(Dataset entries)
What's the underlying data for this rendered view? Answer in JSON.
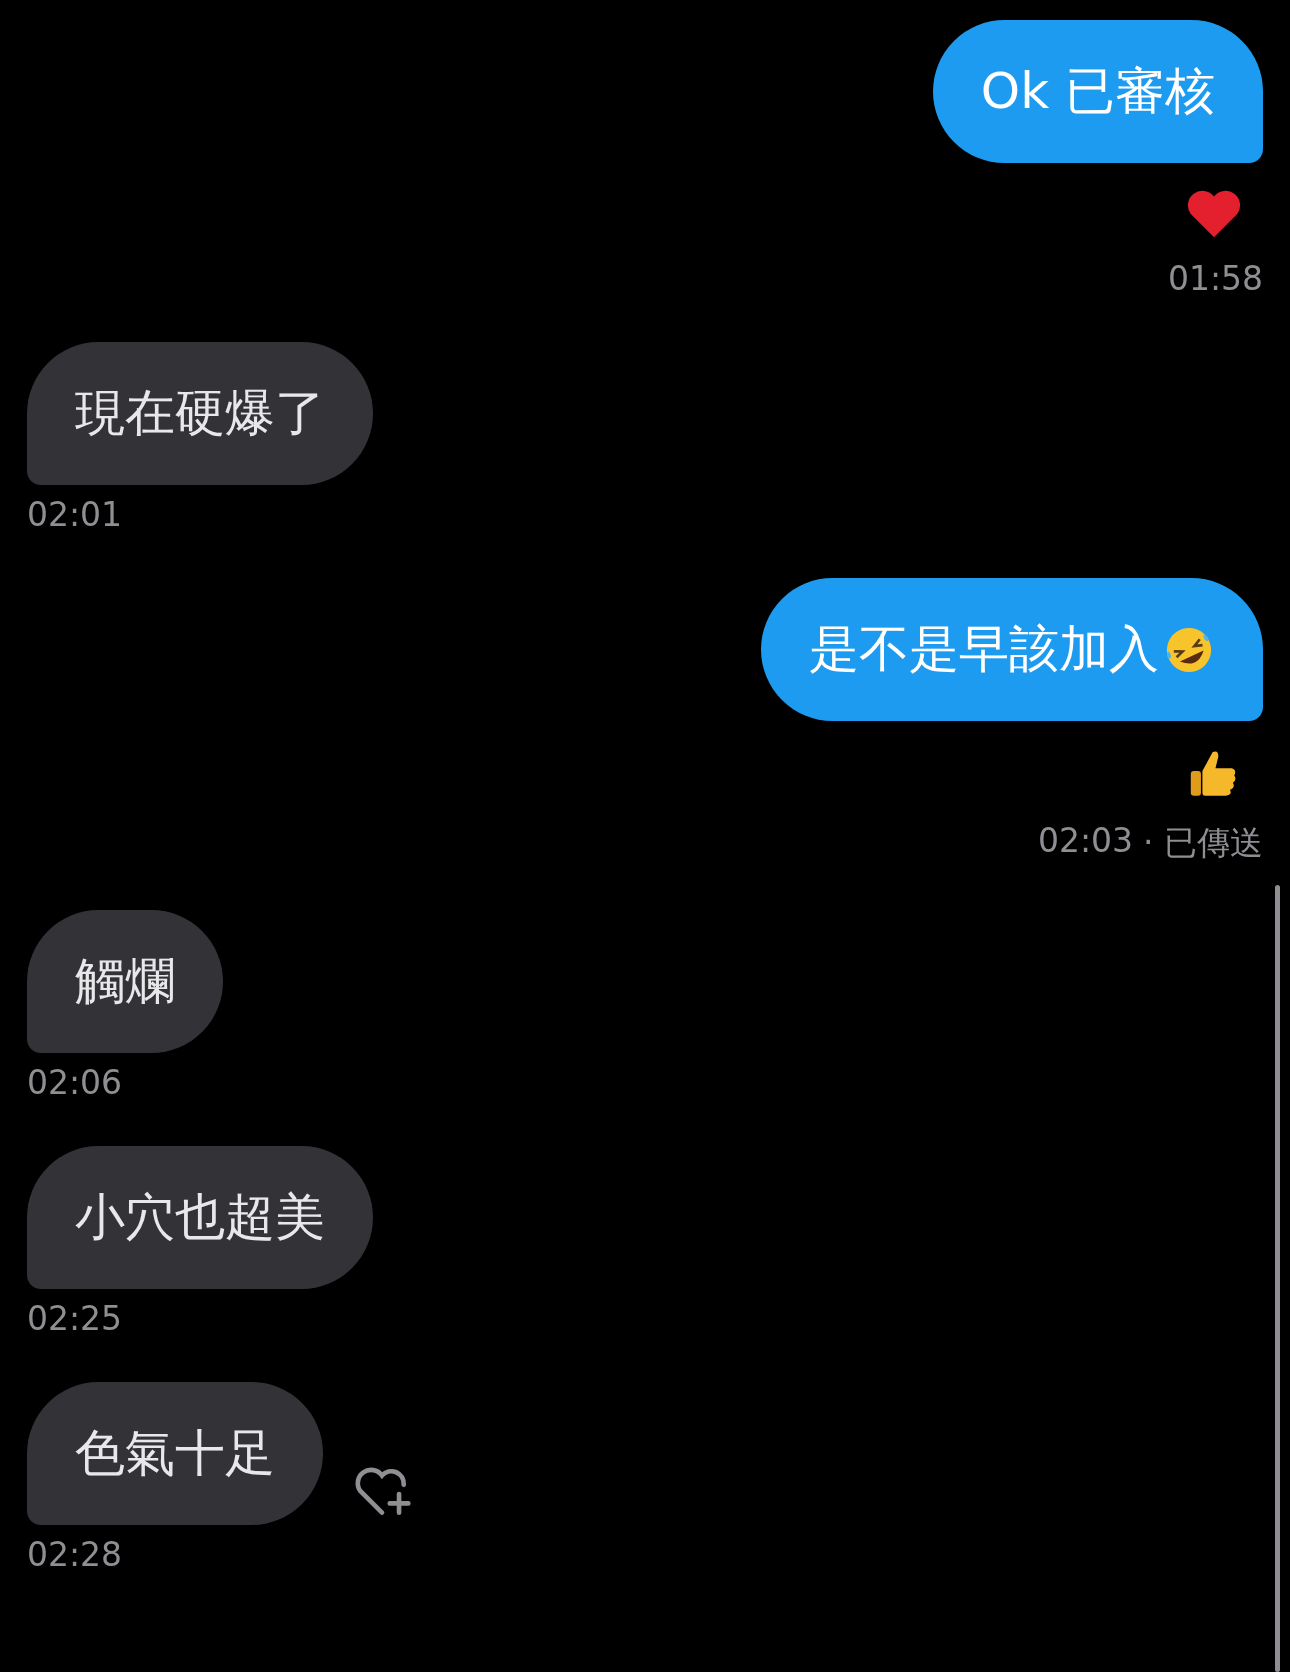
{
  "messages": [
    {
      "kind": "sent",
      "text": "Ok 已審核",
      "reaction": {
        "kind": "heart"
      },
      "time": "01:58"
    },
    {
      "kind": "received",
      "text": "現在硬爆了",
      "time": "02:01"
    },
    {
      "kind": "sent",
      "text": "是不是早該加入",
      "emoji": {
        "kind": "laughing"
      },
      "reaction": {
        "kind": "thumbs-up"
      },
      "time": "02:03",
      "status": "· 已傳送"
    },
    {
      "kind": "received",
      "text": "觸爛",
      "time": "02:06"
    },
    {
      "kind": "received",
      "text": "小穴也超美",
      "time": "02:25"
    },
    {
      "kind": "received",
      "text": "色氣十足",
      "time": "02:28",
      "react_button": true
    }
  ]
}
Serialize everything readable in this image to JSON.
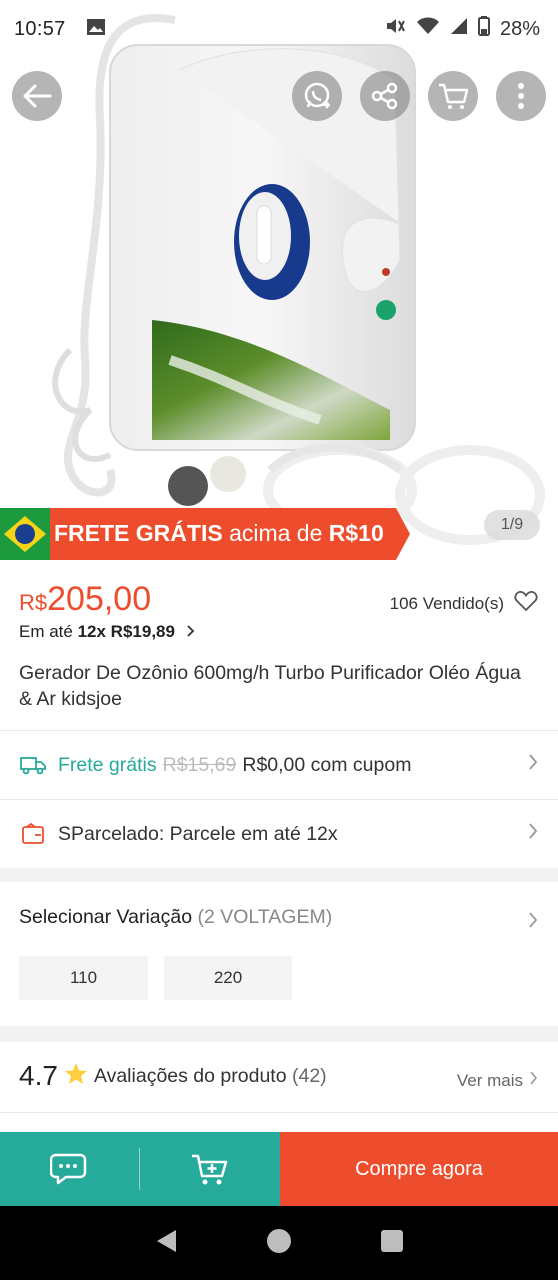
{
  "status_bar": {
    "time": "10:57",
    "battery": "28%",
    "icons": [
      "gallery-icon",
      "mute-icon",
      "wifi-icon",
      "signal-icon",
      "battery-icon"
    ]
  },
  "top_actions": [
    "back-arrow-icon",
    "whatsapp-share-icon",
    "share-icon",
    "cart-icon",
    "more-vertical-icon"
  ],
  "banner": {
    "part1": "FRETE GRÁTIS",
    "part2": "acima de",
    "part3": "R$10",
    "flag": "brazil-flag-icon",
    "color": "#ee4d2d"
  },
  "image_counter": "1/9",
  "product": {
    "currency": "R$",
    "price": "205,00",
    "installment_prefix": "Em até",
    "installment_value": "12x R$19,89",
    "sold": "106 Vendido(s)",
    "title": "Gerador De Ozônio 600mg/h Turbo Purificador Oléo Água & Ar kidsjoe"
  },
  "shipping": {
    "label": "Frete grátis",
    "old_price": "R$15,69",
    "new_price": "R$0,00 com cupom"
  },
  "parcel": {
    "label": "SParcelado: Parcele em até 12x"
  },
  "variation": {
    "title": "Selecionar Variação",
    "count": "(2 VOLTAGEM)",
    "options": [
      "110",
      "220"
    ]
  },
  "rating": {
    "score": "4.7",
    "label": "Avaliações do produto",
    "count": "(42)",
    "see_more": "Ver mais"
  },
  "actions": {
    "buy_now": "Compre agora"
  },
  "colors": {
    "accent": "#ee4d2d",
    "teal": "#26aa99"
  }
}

▸ **Written request**: Omitting all images, retype each line of the records precisely.

▸ **Exercise result**:
What's the underlying data for this rendered view? Answer in JSON.
{
  "messages": [
    {
      "kind": "sent",
      "text": "Ok 已審核",
      "reaction": {
        "kind": "heart"
      },
      "time": "01:58"
    },
    {
      "kind": "received",
      "text": "現在硬爆了",
      "time": "02:01"
    },
    {
      "kind": "sent",
      "text": "是不是早該加入",
      "emoji": {
        "kind": "laughing"
      },
      "reaction": {
        "kind": "thumbs-up"
      },
      "time": "02:03",
      "status": "· 已傳送"
    },
    {
      "kind": "received",
      "text": "觸爛",
      "time": "02:06"
    },
    {
      "kind": "received",
      "text": "小穴也超美",
      "time": "02:25"
    },
    {
      "kind": "received",
      "text": "色氣十足",
      "time": "02:28",
      "react_button": true
    }
  ]
}
Serialize everything readable in this image to JSON.
{
  "status_bar": {
    "time": "10:57",
    "battery": "28%",
    "icons": [
      "gallery-icon",
      "mute-icon",
      "wifi-icon",
      "signal-icon",
      "battery-icon"
    ]
  },
  "top_actions": [
    "back-arrow-icon",
    "whatsapp-share-icon",
    "share-icon",
    "cart-icon",
    "more-vertical-icon"
  ],
  "banner": {
    "part1": "FRETE GRÁTIS",
    "part2": "acima de",
    "part3": "R$10",
    "flag": "brazil-flag-icon",
    "color": "#ee4d2d"
  },
  "image_counter": "1/9",
  "product": {
    "currency": "R$",
    "price": "205,00",
    "installment_prefix": "Em até",
    "installment_value": "12x R$19,89",
    "sold": "106 Vendido(s)",
    "title": "Gerador De Ozônio 600mg/h Turbo Purificador Oléo Água & Ar kidsjoe"
  },
  "shipping": {
    "label": "Frete grátis",
    "old_price": "R$15,69",
    "new_price": "R$0,00 com cupom"
  },
  "parcel": {
    "label": "SParcelado: Parcele em até 12x"
  },
  "variation": {
    "title": "Selecionar Variação",
    "count": "(2 VOLTAGEM)",
    "options": [
      "110",
      "220"
    ]
  },
  "rating": {
    "score": "4.7",
    "label": "Avaliações do produto",
    "count": "(42)",
    "see_more": "Ver mais"
  },
  "actions": {
    "buy_now": "Compre agora"
  },
  "colors": {
    "accent": "#ee4d2d",
    "teal": "#26aa99"
  }
}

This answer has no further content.